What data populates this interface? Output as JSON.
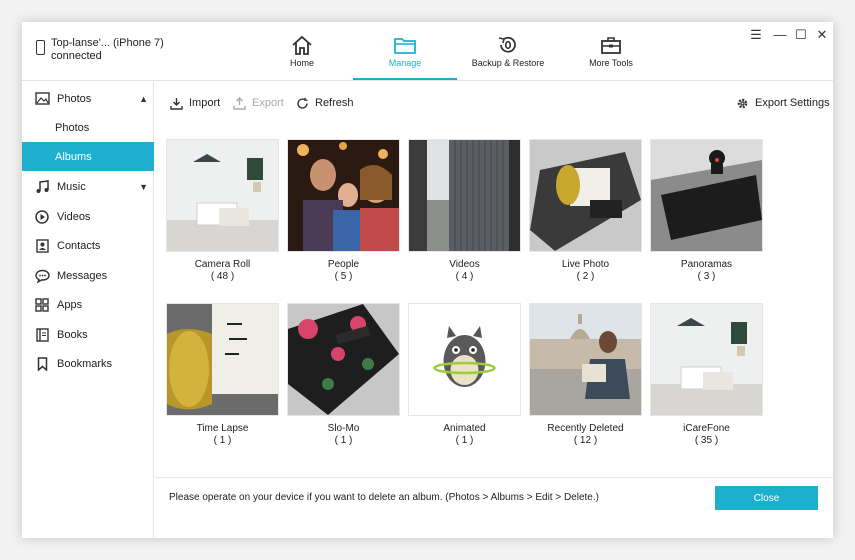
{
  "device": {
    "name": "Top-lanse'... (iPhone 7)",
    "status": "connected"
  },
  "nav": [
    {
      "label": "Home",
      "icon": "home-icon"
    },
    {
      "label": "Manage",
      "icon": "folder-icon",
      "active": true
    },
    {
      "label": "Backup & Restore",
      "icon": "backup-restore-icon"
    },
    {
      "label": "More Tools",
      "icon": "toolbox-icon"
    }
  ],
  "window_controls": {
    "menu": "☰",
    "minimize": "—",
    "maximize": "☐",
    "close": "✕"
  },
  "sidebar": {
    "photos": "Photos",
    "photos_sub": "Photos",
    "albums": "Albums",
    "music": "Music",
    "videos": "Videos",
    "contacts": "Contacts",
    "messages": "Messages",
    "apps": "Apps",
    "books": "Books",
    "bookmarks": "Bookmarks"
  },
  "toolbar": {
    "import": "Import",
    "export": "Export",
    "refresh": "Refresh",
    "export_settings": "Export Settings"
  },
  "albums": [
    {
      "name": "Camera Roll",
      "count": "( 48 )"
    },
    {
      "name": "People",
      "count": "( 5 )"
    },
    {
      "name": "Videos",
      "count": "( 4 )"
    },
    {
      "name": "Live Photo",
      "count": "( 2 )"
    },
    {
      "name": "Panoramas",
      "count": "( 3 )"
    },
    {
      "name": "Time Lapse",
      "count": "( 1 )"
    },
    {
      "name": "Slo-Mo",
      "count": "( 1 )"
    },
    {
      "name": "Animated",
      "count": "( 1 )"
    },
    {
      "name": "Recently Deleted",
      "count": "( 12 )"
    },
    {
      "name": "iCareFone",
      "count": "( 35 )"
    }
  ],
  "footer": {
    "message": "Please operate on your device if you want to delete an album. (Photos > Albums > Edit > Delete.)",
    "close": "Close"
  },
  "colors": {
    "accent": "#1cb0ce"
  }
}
===
• _What is expected_
Among the lines of the data above, count those holding "Export" and state only the number.

• _The completed task_
2